**Objective**: Repeat every line below exactly, word for word.

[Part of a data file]
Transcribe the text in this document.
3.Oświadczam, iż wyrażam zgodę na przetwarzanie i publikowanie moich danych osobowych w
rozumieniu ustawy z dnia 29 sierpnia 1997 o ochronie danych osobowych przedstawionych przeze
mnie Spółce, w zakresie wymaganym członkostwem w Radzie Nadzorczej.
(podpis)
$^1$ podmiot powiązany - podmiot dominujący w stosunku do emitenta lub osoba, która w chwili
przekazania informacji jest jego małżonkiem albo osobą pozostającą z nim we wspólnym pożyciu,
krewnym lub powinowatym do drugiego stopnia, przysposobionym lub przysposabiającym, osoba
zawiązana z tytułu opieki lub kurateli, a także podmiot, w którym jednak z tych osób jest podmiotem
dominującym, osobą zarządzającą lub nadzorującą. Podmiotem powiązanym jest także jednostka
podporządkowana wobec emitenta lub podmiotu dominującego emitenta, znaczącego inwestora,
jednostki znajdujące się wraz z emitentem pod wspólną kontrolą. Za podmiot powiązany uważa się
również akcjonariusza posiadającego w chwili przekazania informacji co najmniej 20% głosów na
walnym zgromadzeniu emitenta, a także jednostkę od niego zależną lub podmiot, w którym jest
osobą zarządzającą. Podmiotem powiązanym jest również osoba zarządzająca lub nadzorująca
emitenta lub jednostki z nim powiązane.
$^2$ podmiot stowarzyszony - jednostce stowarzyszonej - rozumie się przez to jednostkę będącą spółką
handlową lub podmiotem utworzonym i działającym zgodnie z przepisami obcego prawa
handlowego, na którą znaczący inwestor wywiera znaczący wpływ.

**The solution**:
Transcribe the text in this document.
3.Oświadczam, iż wyrażam zgodę na przetwarzanie i publikowanie moich danych osobowych w
rozumieniu ustawy z dnia 29 sierpnia 1997 o ochronie danych osobowych przedstawionych przeze
mnie Spółce, w zakresie wymaganym członkostwem w Radzie Nadzorczej.
(podpis)
$^1$ podmiot powiązany - podmiot dominujący w stosunku do emitenta lub osoba, która w chwili
przekazania informacji jest jego małżonkiem albo osobą pozostającą z nim we wspólnym pożyciu,
krewnym lub powinowatym do drugiego stopnia, przysposobionym lub przysposabiającym, osoba
zawiązana z tytułu opieki lub kurateli, a także podmiot, w którym jednak z tych osób jest podmiotem
dominującym, osobą zarządzającą lub nadzorującą. Podmiotem powiązanym jest także jednostka
podporządkowana wobec emitenta lub podmiotu dominującego emitenta, znaczącego inwestora,
jednostki znajdujące się wraz z emitentem pod wspólną kontrolą. Za podmiot powiązany uważa się
również akcjonariusza posiadającego w chwili przekazania informacji co najmniej 20% głosów na
walnym zgromadzeniu emitenta, a także jednostkę od niego zależną lub podmiot, w którym jest
osobą zarządzającą. Podmiotem powiązanym jest również osoba zarządzająca lub nadzorująca
emitenta lub jednostki z nim powiązane.
$^2$ podmiot stowarzyszony - jednostce stowarzyszonej - rozumie się przez to jednostkę będącą spółką
handlową lub podmiotem utworzonym i działającym zgodnie z przepisami obcego prawa
handlowego, na którą znaczący inwestor wywiera znaczący wpływ.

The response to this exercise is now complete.